Dataset rows:
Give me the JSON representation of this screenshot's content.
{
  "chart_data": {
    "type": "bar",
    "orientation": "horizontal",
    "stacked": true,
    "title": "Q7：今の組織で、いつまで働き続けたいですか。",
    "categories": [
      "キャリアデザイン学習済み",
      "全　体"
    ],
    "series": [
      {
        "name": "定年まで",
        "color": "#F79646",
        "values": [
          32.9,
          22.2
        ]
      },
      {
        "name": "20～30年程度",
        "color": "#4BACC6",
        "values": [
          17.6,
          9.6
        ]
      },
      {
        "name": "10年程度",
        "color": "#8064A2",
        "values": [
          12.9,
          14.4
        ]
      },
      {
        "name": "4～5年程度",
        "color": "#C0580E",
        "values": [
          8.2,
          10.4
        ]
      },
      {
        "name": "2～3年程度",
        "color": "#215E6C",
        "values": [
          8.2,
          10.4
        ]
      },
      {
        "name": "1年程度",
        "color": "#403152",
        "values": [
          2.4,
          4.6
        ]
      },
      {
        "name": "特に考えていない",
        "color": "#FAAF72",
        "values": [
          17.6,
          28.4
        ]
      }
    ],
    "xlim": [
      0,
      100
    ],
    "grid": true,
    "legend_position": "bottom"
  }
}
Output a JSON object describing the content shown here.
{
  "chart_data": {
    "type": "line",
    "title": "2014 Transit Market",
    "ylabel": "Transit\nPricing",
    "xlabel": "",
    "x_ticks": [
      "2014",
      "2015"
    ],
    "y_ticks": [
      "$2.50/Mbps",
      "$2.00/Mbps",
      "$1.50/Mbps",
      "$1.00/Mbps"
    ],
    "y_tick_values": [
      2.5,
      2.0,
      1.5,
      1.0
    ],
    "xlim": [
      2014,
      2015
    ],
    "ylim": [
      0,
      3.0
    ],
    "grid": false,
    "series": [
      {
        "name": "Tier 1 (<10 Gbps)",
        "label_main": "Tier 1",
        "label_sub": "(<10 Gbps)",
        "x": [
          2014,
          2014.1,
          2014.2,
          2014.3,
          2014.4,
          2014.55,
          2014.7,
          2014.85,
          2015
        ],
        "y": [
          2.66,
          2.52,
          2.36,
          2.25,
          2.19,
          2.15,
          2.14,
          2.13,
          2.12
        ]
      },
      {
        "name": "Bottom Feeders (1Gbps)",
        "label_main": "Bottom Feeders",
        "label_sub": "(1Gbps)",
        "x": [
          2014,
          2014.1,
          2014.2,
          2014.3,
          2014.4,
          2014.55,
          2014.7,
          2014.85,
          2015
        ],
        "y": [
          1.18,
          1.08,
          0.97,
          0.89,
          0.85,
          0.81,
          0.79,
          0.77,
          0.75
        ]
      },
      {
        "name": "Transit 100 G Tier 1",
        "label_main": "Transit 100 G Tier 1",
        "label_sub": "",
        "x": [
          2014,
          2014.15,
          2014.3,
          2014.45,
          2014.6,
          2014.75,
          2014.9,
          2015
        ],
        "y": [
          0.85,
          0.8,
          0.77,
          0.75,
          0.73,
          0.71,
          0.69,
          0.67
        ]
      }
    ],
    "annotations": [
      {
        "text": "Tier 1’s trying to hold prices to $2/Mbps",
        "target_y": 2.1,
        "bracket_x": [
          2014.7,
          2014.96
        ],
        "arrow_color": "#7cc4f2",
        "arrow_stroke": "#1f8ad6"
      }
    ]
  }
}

▶ **Exercise details**
Of all the lines above, how many contain the word "name"? Give the number and nothing else.

▶ **Output**
10